### GIVEN REQUEST
Quote the listing in full, exactly as given, minus any pictures.

### RECORDS FOR PROCESSING

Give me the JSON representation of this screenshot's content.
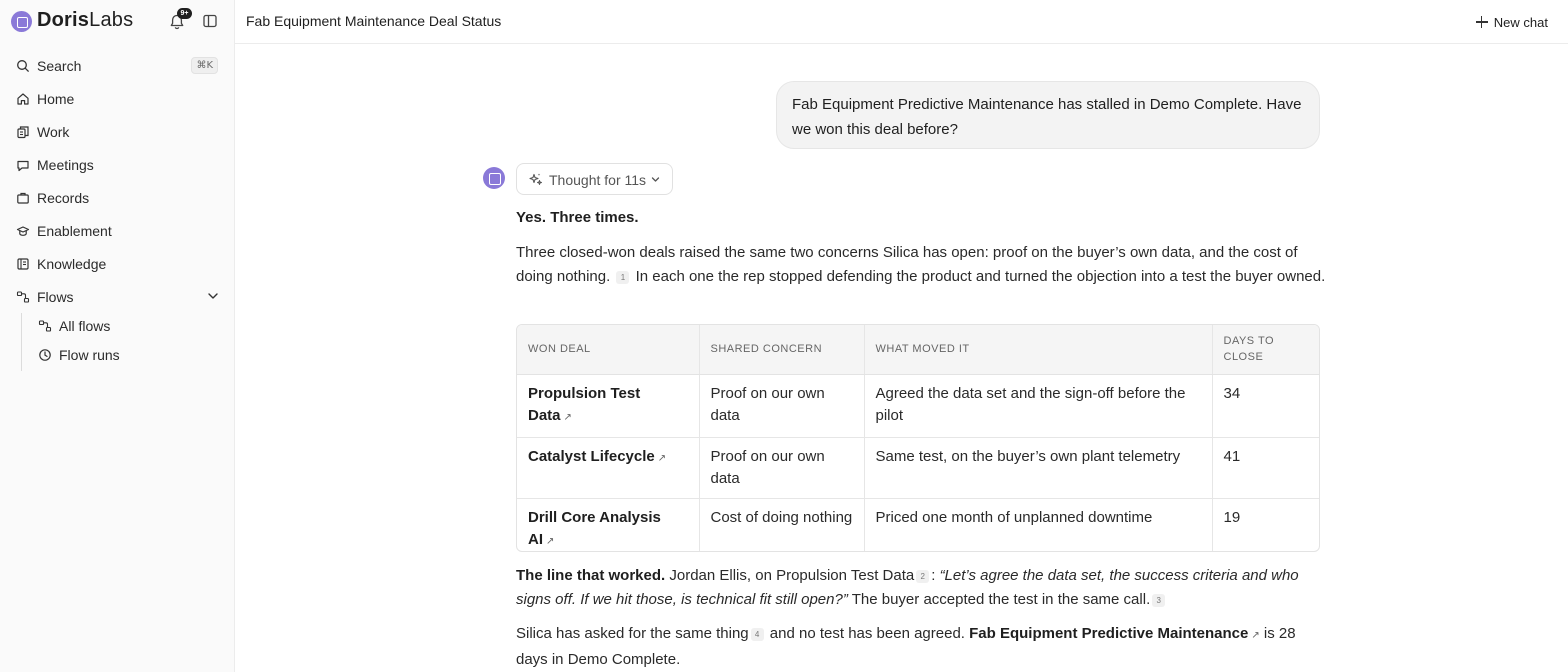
{
  "app": {
    "brand_bold": "Doris",
    "brand_light": "Labs",
    "notifications_badge": "9+"
  },
  "sidebar": {
    "items": [
      {
        "label": "Search",
        "shortcut": "⌘K",
        "icon": "search-icon"
      },
      {
        "label": "Home",
        "icon": "home-icon"
      },
      {
        "label": "Work",
        "icon": "work-icon"
      },
      {
        "label": "Meetings",
        "icon": "meetings-icon"
      },
      {
        "label": "Records",
        "icon": "records-icon"
      },
      {
        "label": "Enablement",
        "icon": "enablement-icon"
      },
      {
        "label": "Knowledge",
        "icon": "knowledge-icon"
      },
      {
        "label": "Flows",
        "icon": "flows-icon",
        "expanded": true
      }
    ],
    "sub_items": [
      {
        "label": "All flows",
        "icon": "flows-icon"
      },
      {
        "label": "Flow runs",
        "icon": "clock-icon"
      }
    ]
  },
  "header": {
    "title": "Fab Equipment Maintenance Deal Status",
    "new_chat_label": "New chat"
  },
  "chat": {
    "user_message": "Fab Equipment Predictive Maintenance has stalled in Demo Complete. Have we won this deal before?",
    "thought_label": "Thought for 11s",
    "answer_heading": "Yes. Three times.",
    "para1_a": "Three closed-won deals raised the same two concerns Silica has open: proof on the buyer’s own data, and the cost of doing nothing.",
    "para1_cite": "1",
    "para1_b": "In each one the rep stopped defending the product and turned the objection into a test the buyer owned.",
    "table": {
      "headers": [
        "WON DEAL",
        "SHARED CONCERN",
        "WHAT MOVED IT",
        "DAYS TO CLOSE"
      ],
      "rows": [
        {
          "deal": "Propulsion Test Data",
          "concern": "Proof on our own data",
          "moved": "Agreed the data set and the sign-off before the pilot",
          "days": "34"
        },
        {
          "deal": "Catalyst Lifecycle",
          "concern": "Proof on our own data",
          "moved": "Same test, on the buyer’s own plant telemetry",
          "days": "41"
        },
        {
          "deal": "Drill Core Analysis AI",
          "concern": "Cost of doing nothing",
          "moved": "Priced one month of unplanned downtime",
          "days": "19"
        }
      ]
    },
    "para2_bold": "The line that worked.",
    "para2_a": "Jordan Ellis, on Propulsion Test Data",
    "para2_cite1": "2",
    "para2_colon": ":",
    "para2_quote": "“Let’s agree the data set, the success criteria and who signs off. If we hit those, is technical fit still open?”",
    "para2_b": "The buyer accepted the test in the same call.",
    "para2_cite2": "3",
    "para3_a": "Silica has asked for the same thing",
    "para3_cite": "4",
    "para3_b": "and no test has been agreed.",
    "para3_link": "Fab Equipment Predictive Maintenance",
    "para3_c": "is 28 days in Demo Complete."
  },
  "colors": {
    "brand": "#8a79d8",
    "sidebar_bg": "#fafafa",
    "bubble_bg": "#f3f3f3"
  }
}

### SOLUTION TO THIS PROBLEM
Give me the JSON representation of this screenshot's content.
{
  "app": {
    "brand_bold": "Doris",
    "brand_light": "Labs",
    "notifications_badge": "9+"
  },
  "sidebar": {
    "items": [
      {
        "label": "Search",
        "shortcut": "⌘K",
        "icon": "search-icon"
      },
      {
        "label": "Home",
        "icon": "home-icon"
      },
      {
        "label": "Work",
        "icon": "work-icon"
      },
      {
        "label": "Meetings",
        "icon": "meetings-icon"
      },
      {
        "label": "Records",
        "icon": "records-icon"
      },
      {
        "label": "Enablement",
        "icon": "enablement-icon"
      },
      {
        "label": "Knowledge",
        "icon": "knowledge-icon"
      },
      {
        "label": "Flows",
        "icon": "flows-icon",
        "expanded": true
      }
    ],
    "sub_items": [
      {
        "label": "All flows",
        "icon": "flows-icon"
      },
      {
        "label": "Flow runs",
        "icon": "clock-icon"
      }
    ]
  },
  "header": {
    "title": "Fab Equipment Maintenance Deal Status",
    "new_chat_label": "New chat"
  },
  "chat": {
    "user_message": "Fab Equipment Predictive Maintenance has stalled in Demo Complete. Have we won this deal before?",
    "thought_label": "Thought for 11s",
    "answer_heading": "Yes. Three times.",
    "para1_a": "Three closed-won deals raised the same two concerns Silica has open: proof on the buyer’s own data, and the cost of doing nothing.",
    "para1_cite": "1",
    "para1_b": "In each one the rep stopped defending the product and turned the objection into a test the buyer owned.",
    "table": {
      "headers": [
        "WON DEAL",
        "SHARED CONCERN",
        "WHAT MOVED IT",
        "DAYS TO CLOSE"
      ],
      "rows": [
        {
          "deal": "Propulsion Test Data",
          "concern": "Proof on our own data",
          "moved": "Agreed the data set and the sign-off before the pilot",
          "days": "34"
        },
        {
          "deal": "Catalyst Lifecycle",
          "concern": "Proof on our own data",
          "moved": "Same test, on the buyer’s own plant telemetry",
          "days": "41"
        },
        {
          "deal": "Drill Core Analysis AI",
          "concern": "Cost of doing nothing",
          "moved": "Priced one month of unplanned downtime",
          "days": "19"
        }
      ]
    },
    "para2_bold": "The line that worked.",
    "para2_a": "Jordan Ellis, on Propulsion Test Data",
    "para2_cite1": "2",
    "para2_colon": ":",
    "para2_quote": "“Let’s agree the data set, the success criteria and who signs off. If we hit those, is technical fit still open?”",
    "para2_b": "The buyer accepted the test in the same call.",
    "para2_cite2": "3",
    "para3_a": "Silica has asked for the same thing",
    "para3_cite": "4",
    "para3_b": "and no test has been agreed.",
    "para3_link": "Fab Equipment Predictive Maintenance",
    "para3_c": "is 28 days in Demo Complete."
  },
  "colors": {
    "brand": "#8a79d8",
    "sidebar_bg": "#fafafa",
    "bubble_bg": "#f3f3f3"
  }
}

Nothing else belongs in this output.